::: The input

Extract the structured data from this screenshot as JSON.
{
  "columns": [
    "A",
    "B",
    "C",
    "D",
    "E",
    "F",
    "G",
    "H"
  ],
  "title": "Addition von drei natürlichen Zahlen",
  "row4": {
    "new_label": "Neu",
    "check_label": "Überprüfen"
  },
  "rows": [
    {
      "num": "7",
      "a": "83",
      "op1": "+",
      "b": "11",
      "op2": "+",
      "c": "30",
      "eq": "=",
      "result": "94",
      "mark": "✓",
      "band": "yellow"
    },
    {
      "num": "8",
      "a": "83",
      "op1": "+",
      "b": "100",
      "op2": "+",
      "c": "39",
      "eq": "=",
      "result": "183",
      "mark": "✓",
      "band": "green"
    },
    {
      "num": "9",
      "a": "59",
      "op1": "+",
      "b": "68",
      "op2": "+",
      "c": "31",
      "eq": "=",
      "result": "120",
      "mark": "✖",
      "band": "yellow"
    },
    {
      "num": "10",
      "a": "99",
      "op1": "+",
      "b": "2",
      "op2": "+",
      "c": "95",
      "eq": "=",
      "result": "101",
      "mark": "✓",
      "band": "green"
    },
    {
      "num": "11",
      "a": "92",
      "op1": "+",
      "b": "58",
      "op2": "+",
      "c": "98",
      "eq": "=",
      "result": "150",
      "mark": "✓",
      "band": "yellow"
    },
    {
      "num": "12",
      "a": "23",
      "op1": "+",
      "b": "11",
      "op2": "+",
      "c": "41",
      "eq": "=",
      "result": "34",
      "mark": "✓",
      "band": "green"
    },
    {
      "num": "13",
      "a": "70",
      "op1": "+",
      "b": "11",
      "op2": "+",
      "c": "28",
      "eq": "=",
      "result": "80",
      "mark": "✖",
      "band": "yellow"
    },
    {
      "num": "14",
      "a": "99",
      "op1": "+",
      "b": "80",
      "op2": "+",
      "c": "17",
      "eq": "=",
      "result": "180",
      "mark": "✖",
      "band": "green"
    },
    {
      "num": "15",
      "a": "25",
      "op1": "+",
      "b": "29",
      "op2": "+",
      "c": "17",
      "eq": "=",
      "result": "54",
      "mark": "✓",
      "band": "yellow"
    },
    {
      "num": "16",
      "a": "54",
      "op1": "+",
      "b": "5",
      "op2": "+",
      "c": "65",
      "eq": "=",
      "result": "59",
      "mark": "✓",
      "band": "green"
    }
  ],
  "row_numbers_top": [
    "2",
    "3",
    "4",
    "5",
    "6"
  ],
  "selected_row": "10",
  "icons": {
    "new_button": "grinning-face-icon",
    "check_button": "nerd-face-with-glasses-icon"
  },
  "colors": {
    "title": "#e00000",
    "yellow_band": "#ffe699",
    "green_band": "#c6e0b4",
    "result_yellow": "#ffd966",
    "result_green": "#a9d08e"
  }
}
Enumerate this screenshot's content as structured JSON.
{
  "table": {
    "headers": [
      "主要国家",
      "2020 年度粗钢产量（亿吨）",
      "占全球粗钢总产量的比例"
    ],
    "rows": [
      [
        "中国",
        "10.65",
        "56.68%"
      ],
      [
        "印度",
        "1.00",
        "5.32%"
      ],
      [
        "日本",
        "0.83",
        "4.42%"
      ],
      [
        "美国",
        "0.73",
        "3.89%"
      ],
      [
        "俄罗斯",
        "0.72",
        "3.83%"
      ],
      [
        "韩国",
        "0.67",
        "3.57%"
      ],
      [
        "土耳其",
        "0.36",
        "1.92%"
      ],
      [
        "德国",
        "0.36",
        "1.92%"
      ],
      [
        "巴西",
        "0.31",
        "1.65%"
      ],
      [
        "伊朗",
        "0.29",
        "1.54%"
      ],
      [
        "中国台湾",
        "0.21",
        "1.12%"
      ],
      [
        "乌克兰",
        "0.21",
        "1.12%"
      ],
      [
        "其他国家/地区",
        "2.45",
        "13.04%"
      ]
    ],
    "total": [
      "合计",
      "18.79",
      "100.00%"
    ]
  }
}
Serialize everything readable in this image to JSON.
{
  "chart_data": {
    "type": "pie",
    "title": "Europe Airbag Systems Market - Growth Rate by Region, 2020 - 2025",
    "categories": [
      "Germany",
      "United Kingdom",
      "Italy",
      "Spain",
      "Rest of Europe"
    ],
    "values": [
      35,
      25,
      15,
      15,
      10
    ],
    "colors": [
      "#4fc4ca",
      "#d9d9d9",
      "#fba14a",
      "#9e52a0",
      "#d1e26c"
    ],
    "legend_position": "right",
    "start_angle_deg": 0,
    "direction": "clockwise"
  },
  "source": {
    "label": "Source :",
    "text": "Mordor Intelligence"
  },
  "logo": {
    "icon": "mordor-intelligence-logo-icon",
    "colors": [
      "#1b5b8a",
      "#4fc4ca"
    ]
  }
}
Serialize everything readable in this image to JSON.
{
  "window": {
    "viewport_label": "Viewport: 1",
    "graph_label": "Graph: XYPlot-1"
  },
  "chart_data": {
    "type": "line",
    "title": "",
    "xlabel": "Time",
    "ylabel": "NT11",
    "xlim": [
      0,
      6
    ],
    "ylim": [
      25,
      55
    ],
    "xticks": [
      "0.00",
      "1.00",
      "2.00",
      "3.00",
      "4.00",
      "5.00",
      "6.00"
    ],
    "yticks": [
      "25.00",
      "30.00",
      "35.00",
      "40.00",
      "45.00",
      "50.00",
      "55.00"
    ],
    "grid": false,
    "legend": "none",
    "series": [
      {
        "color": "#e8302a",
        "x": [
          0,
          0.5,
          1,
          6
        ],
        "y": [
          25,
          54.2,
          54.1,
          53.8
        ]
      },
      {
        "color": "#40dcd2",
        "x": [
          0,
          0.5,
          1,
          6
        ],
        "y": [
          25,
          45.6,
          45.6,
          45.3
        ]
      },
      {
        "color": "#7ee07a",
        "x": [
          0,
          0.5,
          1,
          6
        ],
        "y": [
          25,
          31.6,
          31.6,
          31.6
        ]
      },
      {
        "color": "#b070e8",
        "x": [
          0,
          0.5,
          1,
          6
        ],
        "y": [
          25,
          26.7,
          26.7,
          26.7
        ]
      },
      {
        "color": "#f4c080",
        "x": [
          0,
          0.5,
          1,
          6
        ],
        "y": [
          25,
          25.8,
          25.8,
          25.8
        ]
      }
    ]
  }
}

::::::

**What to produce:** The records above should all be quoted exactly, please.

**Finished exercise:**
Extract the structured data from this screenshot as JSON.
{
  "columns": [
    "A",
    "B",
    "C",
    "D",
    "E",
    "F",
    "G",
    "H"
  ],
  "title": "Addition von drei natürlichen Zahlen",
  "row4": {
    "new_label": "Neu",
    "check_label": "Überprüfen"
  },
  "rows": [
    {
      "num": "7",
      "a": "83",
      "op1": "+",
      "b": "11",
      "op2": "+",
      "c": "30",
      "eq": "=",
      "result": "94",
      "mark": "✓",
      "band": "yellow"
    },
    {
      "num": "8",
      "a": "83",
      "op1": "+",
      "b": "100",
      "op2": "+",
      "c": "39",
      "eq": "=",
      "result": "183",
      "mark": "✓",
      "band": "green"
    },
    {
      "num": "9",
      "a": "59",
      "op1": "+",
      "b": "68",
      "op2": "+",
      "c": "31",
      "eq": "=",
      "result": "120",
      "mark": "✖",
      "band": "yellow"
    },
    {
      "num": "10",
      "a": "99",
      "op1": "+",
      "b": "2",
      "op2": "+",
      "c": "95",
      "eq": "=",
      "result": "101",
      "mark": "✓",
      "band": "green"
    },
    {
      "num": "11",
      "a": "92",
      "op1": "+",
      "b": "58",
      "op2": "+",
      "c": "98",
      "eq": "=",
      "result": "150",
      "mark": "✓",
      "band": "yellow"
    },
    {
      "num": "12",
      "a": "23",
      "op1": "+",
      "b": "11",
      "op2": "+",
      "c": "41",
      "eq": "=",
      "result": "34",
      "mark": "✓",
      "band": "green"
    },
    {
      "num": "13",
      "a": "70",
      "op1": "+",
      "b": "11",
      "op2": "+",
      "c": "28",
      "eq": "=",
      "result": "80",
      "mark": "✖",
      "band": "yellow"
    },
    {
      "num": "14",
      "a": "99",
      "op1": "+",
      "b": "80",
      "op2": "+",
      "c": "17",
      "eq": "=",
      "result": "180",
      "mark": "✖",
      "band": "green"
    },
    {
      "num": "15",
      "a": "25",
      "op1": "+",
      "b": "29",
      "op2": "+",
      "c": "17",
      "eq": "=",
      "result": "54",
      "mark": "✓",
      "band": "yellow"
    },
    {
      "num": "16",
      "a": "54",
      "op1": "+",
      "b": "5",
      "op2": "+",
      "c": "65",
      "eq": "=",
      "result": "59",
      "mark": "✓",
      "band": "green"
    }
  ],
  "row_numbers_top": [
    "2",
    "3",
    "4",
    "5",
    "6"
  ],
  "selected_row": "10",
  "icons": {
    "new_button": "grinning-face-icon",
    "check_button": "nerd-face-with-glasses-icon"
  },
  "colors": {
    "title": "#e00000",
    "yellow_band": "#ffe699",
    "green_band": "#c6e0b4",
    "result_yellow": "#ffd966",
    "result_green": "#a9d08e"
  }
}
Enumerate this screenshot's content as structured JSON.
{
  "table": {
    "headers": [
      "主要国家",
      "2020 年度粗钢产量（亿吨）",
      "占全球粗钢总产量的比例"
    ],
    "rows": [
      [
        "中国",
        "10.65",
        "56.68%"
      ],
      [
        "印度",
        "1.00",
        "5.32%"
      ],
      [
        "日本",
        "0.83",
        "4.42%"
      ],
      [
        "美国",
        "0.73",
        "3.89%"
      ],
      [
        "俄罗斯",
        "0.72",
        "3.83%"
      ],
      [
        "韩国",
        "0.67",
        "3.57%"
      ],
      [
        "土耳其",
        "0.36",
        "1.92%"
      ],
      [
        "德国",
        "0.36",
        "1.92%"
      ],
      [
        "巴西",
        "0.31",
        "1.65%"
      ],
      [
        "伊朗",
        "0.29",
        "1.54%"
      ],
      [
        "中国台湾",
        "0.21",
        "1.12%"
      ],
      [
        "乌克兰",
        "0.21",
        "1.12%"
      ],
      [
        "其他国家/地区",
        "2.45",
        "13.04%"
      ]
    ],
    "total": [
      "合计",
      "18.79",
      "100.00%"
    ]
  }
}
Serialize everything readable in this image to JSON.
{
  "chart_data": {
    "type": "pie",
    "title": "Europe Airbag Systems Market - Growth Rate by Region, 2020 - 2025",
    "categories": [
      "Germany",
      "United Kingdom",
      "Italy",
      "Spain",
      "Rest of Europe"
    ],
    "values": [
      35,
      25,
      15,
      15,
      10
    ],
    "colors": [
      "#4fc4ca",
      "#d9d9d9",
      "#fba14a",
      "#9e52a0",
      "#d1e26c"
    ],
    "legend_position": "right",
    "start_angle_deg": 0,
    "direction": "clockwise"
  },
  "source": {
    "label": "Source :",
    "text": "Mordor Intelligence"
  },
  "logo": {
    "icon": "mordor-intelligence-logo-icon",
    "colors": [
      "#1b5b8a",
      "#4fc4ca"
    ]
  }
}
Serialize everything readable in this image to JSON.
{
  "window": {
    "viewport_label": "Viewport: 1",
    "graph_label": "Graph: XYPlot-1"
  },
  "chart_data": {
    "type": "line",
    "title": "",
    "xlabel": "Time",
    "ylabel": "NT11",
    "xlim": [
      0,
      6
    ],
    "ylim": [
      25,
      55
    ],
    "xticks": [
      "0.00",
      "1.00",
      "2.00",
      "3.00",
      "4.00",
      "5.00",
      "6.00"
    ],
    "yticks": [
      "25.00",
      "30.00",
      "35.00",
      "40.00",
      "45.00",
      "50.00",
      "55.00"
    ],
    "grid": false,
    "legend": "none",
    "series": [
      {
        "color": "#e8302a",
        "x": [
          0,
          0.5,
          1,
          6
        ],
        "y": [
          25,
          54.2,
          54.1,
          53.8
        ]
      },
      {
        "color": "#40dcd2",
        "x": [
          0,
          0.5,
          1,
          6
        ],
        "y": [
          25,
          45.6,
          45.6,
          45.3
        ]
      },
      {
        "color": "#7ee07a",
        "x": [
          0,
          0.5,
          1,
          6
        ],
        "y": [
          25,
          31.6,
          31.6,
          31.6
        ]
      },
      {
        "color": "#b070e8",
        "x": [
          0,
          0.5,
          1,
          6
        ],
        "y": [
          25,
          26.7,
          26.7,
          26.7
        ]
      },
      {
        "color": "#f4c080",
        "x": [
          0,
          0.5,
          1,
          6
        ],
        "y": [
          25,
          25.8,
          25.8,
          25.8
        ]
      }
    ]
  }
}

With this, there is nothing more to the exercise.